* Begin *

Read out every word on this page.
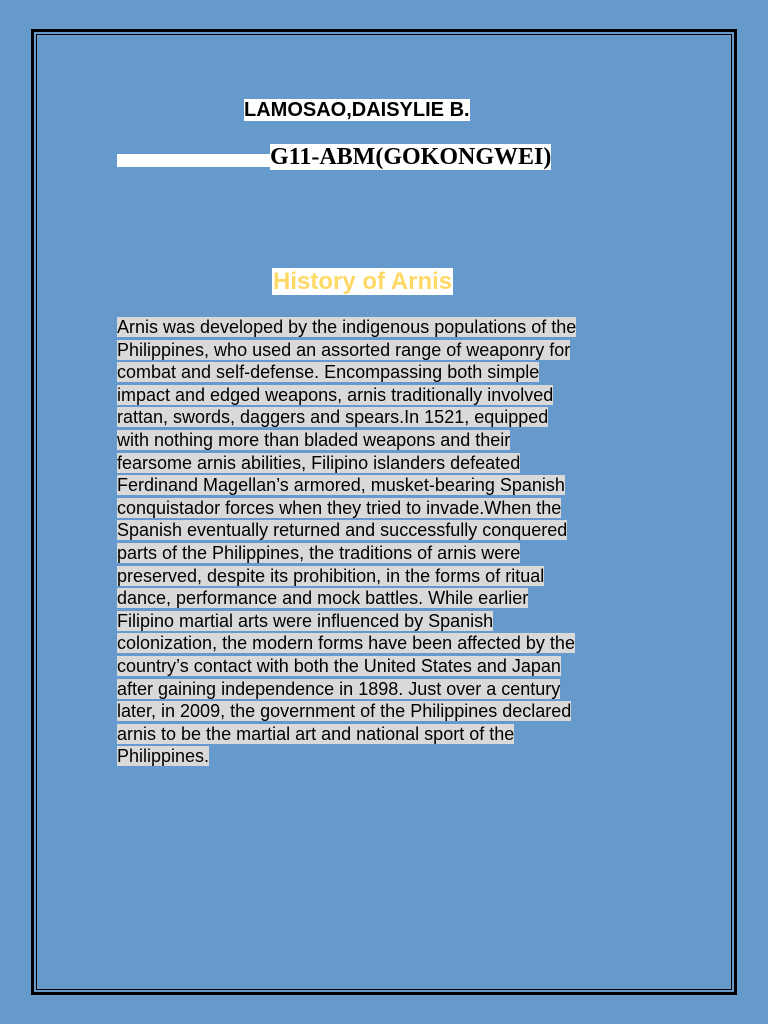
LAMOSAO,DAISYLIE B.
G11-ABM(GOKONGWEI)
History of Arnis
Arnis was developed by the indigenous populations of the
Philippines, who used an assorted range of weaponry for
combat and self-defense. Encompassing both simple
impact and edged weapons, arnis traditionally involved
rattan, swords, daggers and spears.In 1521, equipped
with nothing more than bladed weapons and their
fearsome arnis abilities, Filipino islanders defeated
Ferdinand Magellan’s armored, musket-bearing Spanish
conquistador forces when they tried to invade.When the
Spanish eventually returned and successfully conquered
parts of the Philippines, the traditions of arnis were
preserved, despite its prohibition, in the forms of ritual
dance, performance and mock battles. While earlier
Filipino martial arts were influenced by Spanish
colonization, the modern forms have been affected by the
country’s contact with both the United States and Japan
after gaining independence in 1898. Just over a century
later, in 2009, the government of the Philippines declared
arnis to be the martial art and national sport of the
Philippines.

* End *

◆ What is being asked
Go over the data above and copy every line that has the word "forms" in it.

◆ Exercise result
preserved, despite its prohibition, in the forms of ritual
colonization, the modern forms have been affected by the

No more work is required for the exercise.